• **What to work on**
Where a line holds the string "você", return that line.
▬▬▬
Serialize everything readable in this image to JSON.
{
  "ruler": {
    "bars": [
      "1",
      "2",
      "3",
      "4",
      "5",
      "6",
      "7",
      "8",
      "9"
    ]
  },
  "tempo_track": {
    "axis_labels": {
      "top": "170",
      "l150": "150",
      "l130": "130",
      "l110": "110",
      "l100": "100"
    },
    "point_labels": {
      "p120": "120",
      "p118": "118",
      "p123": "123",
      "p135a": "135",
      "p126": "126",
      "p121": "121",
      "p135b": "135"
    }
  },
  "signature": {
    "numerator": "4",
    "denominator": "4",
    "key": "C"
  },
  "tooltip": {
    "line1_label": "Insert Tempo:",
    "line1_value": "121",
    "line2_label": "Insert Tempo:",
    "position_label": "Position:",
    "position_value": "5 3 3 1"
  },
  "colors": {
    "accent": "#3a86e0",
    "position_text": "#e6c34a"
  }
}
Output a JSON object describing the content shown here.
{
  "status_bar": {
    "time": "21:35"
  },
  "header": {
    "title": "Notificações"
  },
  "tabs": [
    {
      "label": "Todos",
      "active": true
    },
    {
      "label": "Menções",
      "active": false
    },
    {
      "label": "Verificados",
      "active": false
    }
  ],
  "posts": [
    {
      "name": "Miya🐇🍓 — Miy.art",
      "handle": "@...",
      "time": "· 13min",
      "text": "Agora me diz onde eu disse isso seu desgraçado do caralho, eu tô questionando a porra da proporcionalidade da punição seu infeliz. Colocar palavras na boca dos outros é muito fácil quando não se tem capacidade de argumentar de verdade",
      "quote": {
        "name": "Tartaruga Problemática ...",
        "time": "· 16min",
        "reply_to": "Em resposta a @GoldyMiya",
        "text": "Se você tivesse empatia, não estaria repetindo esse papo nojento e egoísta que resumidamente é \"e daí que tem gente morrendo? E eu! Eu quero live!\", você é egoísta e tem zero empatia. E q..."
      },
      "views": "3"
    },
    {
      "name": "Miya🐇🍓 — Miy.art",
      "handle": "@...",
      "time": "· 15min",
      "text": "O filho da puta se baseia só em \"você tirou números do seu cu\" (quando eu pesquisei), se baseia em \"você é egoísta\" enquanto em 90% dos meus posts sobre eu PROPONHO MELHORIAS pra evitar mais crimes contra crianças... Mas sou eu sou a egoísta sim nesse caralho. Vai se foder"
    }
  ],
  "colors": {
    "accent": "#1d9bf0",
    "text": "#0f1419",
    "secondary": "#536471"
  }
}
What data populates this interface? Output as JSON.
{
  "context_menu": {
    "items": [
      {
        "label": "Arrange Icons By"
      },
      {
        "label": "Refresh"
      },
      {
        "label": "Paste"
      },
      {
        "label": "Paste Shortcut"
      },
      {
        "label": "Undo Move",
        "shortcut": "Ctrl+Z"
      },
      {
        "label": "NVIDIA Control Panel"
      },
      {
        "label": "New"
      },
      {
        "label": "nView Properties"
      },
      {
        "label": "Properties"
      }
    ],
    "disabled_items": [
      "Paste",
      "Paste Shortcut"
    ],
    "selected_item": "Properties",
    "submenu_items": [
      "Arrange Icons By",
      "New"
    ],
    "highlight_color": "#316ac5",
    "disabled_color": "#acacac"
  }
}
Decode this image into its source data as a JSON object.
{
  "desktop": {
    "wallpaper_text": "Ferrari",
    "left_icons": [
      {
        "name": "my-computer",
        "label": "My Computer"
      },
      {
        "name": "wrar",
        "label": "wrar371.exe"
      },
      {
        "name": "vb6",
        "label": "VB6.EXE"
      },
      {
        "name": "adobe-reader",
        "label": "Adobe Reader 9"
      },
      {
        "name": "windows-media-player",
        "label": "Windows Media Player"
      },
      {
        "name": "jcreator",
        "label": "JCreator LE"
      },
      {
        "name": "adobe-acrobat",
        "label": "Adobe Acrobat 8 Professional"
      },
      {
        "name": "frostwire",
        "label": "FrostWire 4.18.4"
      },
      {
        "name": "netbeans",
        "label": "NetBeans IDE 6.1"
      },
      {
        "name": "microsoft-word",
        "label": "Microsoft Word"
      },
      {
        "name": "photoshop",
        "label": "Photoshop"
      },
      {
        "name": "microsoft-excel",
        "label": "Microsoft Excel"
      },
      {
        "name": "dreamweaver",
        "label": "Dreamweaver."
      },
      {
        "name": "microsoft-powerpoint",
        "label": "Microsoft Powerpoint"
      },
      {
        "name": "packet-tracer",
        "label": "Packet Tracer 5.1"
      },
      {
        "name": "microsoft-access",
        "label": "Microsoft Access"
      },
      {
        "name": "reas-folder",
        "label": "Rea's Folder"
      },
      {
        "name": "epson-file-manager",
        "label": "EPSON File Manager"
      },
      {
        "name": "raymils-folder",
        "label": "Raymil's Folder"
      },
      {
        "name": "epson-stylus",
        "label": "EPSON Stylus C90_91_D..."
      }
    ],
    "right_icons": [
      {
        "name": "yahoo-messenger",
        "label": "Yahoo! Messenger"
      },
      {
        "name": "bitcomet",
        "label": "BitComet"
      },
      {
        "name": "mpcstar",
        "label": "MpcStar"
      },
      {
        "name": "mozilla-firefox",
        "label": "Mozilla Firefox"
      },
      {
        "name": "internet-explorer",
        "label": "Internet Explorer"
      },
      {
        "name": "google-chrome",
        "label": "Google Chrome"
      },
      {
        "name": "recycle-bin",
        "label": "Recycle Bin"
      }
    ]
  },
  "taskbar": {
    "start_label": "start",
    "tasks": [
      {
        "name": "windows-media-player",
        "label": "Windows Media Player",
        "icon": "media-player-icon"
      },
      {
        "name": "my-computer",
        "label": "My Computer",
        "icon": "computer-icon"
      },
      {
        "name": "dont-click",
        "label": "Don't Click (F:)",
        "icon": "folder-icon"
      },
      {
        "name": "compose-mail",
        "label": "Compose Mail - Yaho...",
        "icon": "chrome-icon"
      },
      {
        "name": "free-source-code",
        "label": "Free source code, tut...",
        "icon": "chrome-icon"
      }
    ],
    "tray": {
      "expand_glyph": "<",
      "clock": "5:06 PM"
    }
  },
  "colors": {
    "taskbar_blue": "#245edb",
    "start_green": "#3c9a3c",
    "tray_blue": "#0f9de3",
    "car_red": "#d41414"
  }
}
▬▬▬
• **Answer for the task**
        "text": "Se você tivesse empatia, não estaria repetindo esse papo nojento e egoísta que resumidamente é \"e daí que tem gente morrendo? E eu! Eu quero live!\", você é egoísta e tem zero empatia. E q..."
      "text": "O filho da puta se baseia só em \"você tirou números do seu cu\" (quando eu pesquisei), se baseia em \"você é egoísta\" enquanto em 90% dos meus posts sobre eu PROPONHO MELHORIAS pra evitar mais crimes contra crianças... Mas sou eu sou a egoísta sim nesse caralho. Vai se foder"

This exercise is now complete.